• _Instruction_
Repeat the entire listing exactly as written.

══════

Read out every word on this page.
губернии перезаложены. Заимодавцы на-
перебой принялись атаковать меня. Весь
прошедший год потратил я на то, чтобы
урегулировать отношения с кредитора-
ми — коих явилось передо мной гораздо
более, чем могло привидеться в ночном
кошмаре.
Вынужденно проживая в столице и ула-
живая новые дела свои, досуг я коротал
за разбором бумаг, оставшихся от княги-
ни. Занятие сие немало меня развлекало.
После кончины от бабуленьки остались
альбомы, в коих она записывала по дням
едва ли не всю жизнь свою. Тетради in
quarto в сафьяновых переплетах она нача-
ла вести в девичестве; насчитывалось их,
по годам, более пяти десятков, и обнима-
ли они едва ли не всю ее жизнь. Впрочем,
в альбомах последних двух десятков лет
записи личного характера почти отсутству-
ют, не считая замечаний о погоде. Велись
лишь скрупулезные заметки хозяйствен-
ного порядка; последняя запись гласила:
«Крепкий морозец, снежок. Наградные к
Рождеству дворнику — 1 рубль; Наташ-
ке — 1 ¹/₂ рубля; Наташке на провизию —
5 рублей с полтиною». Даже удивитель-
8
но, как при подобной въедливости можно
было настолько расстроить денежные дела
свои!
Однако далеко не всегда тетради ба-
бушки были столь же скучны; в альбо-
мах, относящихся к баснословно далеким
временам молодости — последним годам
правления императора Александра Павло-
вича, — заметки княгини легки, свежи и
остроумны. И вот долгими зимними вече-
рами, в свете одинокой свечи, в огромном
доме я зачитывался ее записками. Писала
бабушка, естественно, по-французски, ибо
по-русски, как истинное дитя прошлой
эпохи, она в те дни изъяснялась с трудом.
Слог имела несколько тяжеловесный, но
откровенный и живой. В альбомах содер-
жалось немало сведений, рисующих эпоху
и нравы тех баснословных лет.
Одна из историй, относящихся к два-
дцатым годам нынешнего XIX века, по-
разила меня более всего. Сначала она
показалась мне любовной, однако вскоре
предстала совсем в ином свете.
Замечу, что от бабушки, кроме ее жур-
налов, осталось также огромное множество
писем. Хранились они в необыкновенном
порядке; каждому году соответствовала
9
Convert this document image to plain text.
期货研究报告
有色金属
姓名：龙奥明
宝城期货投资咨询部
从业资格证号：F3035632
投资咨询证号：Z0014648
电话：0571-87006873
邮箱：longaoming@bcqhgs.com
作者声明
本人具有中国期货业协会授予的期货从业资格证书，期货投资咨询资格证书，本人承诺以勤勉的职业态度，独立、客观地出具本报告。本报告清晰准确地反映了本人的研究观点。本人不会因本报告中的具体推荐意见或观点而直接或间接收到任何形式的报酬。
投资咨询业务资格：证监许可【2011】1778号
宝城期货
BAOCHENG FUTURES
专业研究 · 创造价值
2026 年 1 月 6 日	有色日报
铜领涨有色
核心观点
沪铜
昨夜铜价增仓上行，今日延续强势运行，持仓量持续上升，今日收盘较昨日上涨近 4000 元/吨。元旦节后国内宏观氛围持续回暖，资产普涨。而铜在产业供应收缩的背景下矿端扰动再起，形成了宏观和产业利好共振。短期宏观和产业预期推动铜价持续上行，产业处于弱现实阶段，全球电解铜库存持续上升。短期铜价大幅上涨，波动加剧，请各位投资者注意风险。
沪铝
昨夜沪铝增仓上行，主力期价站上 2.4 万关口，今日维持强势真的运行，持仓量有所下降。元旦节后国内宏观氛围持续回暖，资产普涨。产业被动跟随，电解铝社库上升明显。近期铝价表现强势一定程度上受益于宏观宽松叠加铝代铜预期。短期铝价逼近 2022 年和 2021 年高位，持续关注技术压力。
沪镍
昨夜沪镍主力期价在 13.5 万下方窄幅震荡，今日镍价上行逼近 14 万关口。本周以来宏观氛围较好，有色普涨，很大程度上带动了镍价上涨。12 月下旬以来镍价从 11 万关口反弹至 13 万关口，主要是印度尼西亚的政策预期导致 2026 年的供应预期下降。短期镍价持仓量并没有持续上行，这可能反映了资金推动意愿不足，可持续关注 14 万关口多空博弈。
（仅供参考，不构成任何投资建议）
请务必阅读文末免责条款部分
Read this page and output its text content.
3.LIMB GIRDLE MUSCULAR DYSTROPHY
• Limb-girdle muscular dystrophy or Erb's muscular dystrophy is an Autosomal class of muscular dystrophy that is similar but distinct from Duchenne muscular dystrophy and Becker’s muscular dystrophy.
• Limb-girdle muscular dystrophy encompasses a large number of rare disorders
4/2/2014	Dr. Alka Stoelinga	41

══════

• _The answer_
Read out every word on this page.
губернии перезаложены. Заимодавцы на-
перебой принялись атаковать меня. Весь
прошедший год потратил я на то, чтобы
урегулировать отношения с кредитора-
ми — коих явилось передо мной гораздо
более, чем могло привидеться в ночном
кошмаре.
Вынужденно проживая в столице и ула-
живая новые дела свои, досуг я коротал
за разбором бумаг, оставшихся от княги-
ни. Занятие сие немало меня развлекало.
После кончины от бабуленьки остались
альбомы, в коих она записывала по дням
едва ли не всю жизнь свою. Тетради in
quarto в сафьяновых переплетах она нача-
ла вести в девичестве; насчитывалось их,
по годам, более пяти десятков, и обнима-
ли они едва ли не всю ее жизнь. Впрочем,
в альбомах последних двух десятков лет
записи личного характера почти отсутству-
ют, не считая замечаний о погоде. Велись
лишь скрупулезные заметки хозяйствен-
ного порядка; последняя запись гласила:
«Крепкий морозец, снежок. Наградные к
Рождеству дворнику — 1 рубль; Наташ-
ке — 1 ¹/₂ рубля; Наташке на провизию —
5 рублей с полтиною». Даже удивитель-
8
но, как при подобной въедливости можно
было настолько расстроить денежные дела
свои!
Однако далеко не всегда тетради ба-
бушки были столь же скучны; в альбо-
мах, относящихся к баснословно далеким
временам молодости — последним годам
правления императора Александра Павло-
вича, — заметки княгини легки, свежи и
остроумны. И вот долгими зимними вече-
рами, в свете одинокой свечи, в огромном
доме я зачитывался ее записками. Писала
бабушка, естественно, по-французски, ибо
по-русски, как истинное дитя прошлой
эпохи, она в те дни изъяснялась с трудом.
Слог имела несколько тяжеловесный, но
откровенный и живой. В альбомах содер-
жалось немало сведений, рисующих эпоху
и нравы тех баснословных лет.
Одна из историй, относящихся к два-
дцатым годам нынешнего XIX века, по-
разила меня более всего. Сначала она
показалась мне любовной, однако вскоре
предстала совсем в ином свете.
Замечу, что от бабушки, кроме ее жур-
налов, осталось также огромное множество
писем. Хранились они в необыкновенном
порядке; каждому году соответствовала
9
Convert this document image to plain text.
期货研究报告
有色金属
姓名：龙奥明
宝城期货投资咨询部
从业资格证号：F3035632
投资咨询证号：Z0014648
电话：0571-87006873
邮箱：longaoming@bcqhgs.com
作者声明
本人具有中国期货业协会授予的期货从业资格证书，期货投资咨询资格证书，本人承诺以勤勉的职业态度，独立、客观地出具本报告。本报告清晰准确地反映了本人的研究观点。本人不会因本报告中的具体推荐意见或观点而直接或间接收到任何形式的报酬。
投资咨询业务资格：证监许可【2011】1778号
宝城期货
BAOCHENG FUTURES
专业研究 · 创造价值
2026 年 1 月 6 日	有色日报
铜领涨有色
核心观点
沪铜
昨夜铜价增仓上行，今日延续强势运行，持仓量持续上升，今日收盘较昨日上涨近 4000 元/吨。元旦节后国内宏观氛围持续回暖，资产普涨。而铜在产业供应收缩的背景下矿端扰动再起，形成了宏观和产业利好共振。短期宏观和产业预期推动铜价持续上行，产业处于弱现实阶段，全球电解铜库存持续上升。短期铜价大幅上涨，波动加剧，请各位投资者注意风险。
沪铝
昨夜沪铝增仓上行，主力期价站上 2.4 万关口，今日维持强势真的运行，持仓量有所下降。元旦节后国内宏观氛围持续回暖，资产普涨。产业被动跟随，电解铝社库上升明显。近期铝价表现强势一定程度上受益于宏观宽松叠加铝代铜预期。短期铝价逼近 2022 年和 2021 年高位，持续关注技术压力。
沪镍
昨夜沪镍主力期价在 13.5 万下方窄幅震荡，今日镍价上行逼近 14 万关口。本周以来宏观氛围较好，有色普涨，很大程度上带动了镍价上涨。12 月下旬以来镍价从 11 万关口反弹至 13 万关口，主要是印度尼西亚的政策预期导致 2026 年的供应预期下降。短期镍价持仓量并没有持续上行，这可能反映了资金推动意愿不足，可持续关注 14 万关口多空博弈。
（仅供参考，不构成任何投资建议）
请务必阅读文末免责条款部分
Read this page and output its text content.
3.LIMB GIRDLE MUSCULAR DYSTROPHY
• Limb-girdle muscular dystrophy or Erb's muscular dystrophy is an Autosomal class of muscular dystrophy that is similar but distinct from Duchenne muscular dystrophy and Becker’s muscular dystrophy.
• Limb-girdle muscular dystrophy encompasses a large number of rare disorders
4/2/2014	Dr. Alka Stoelinga	41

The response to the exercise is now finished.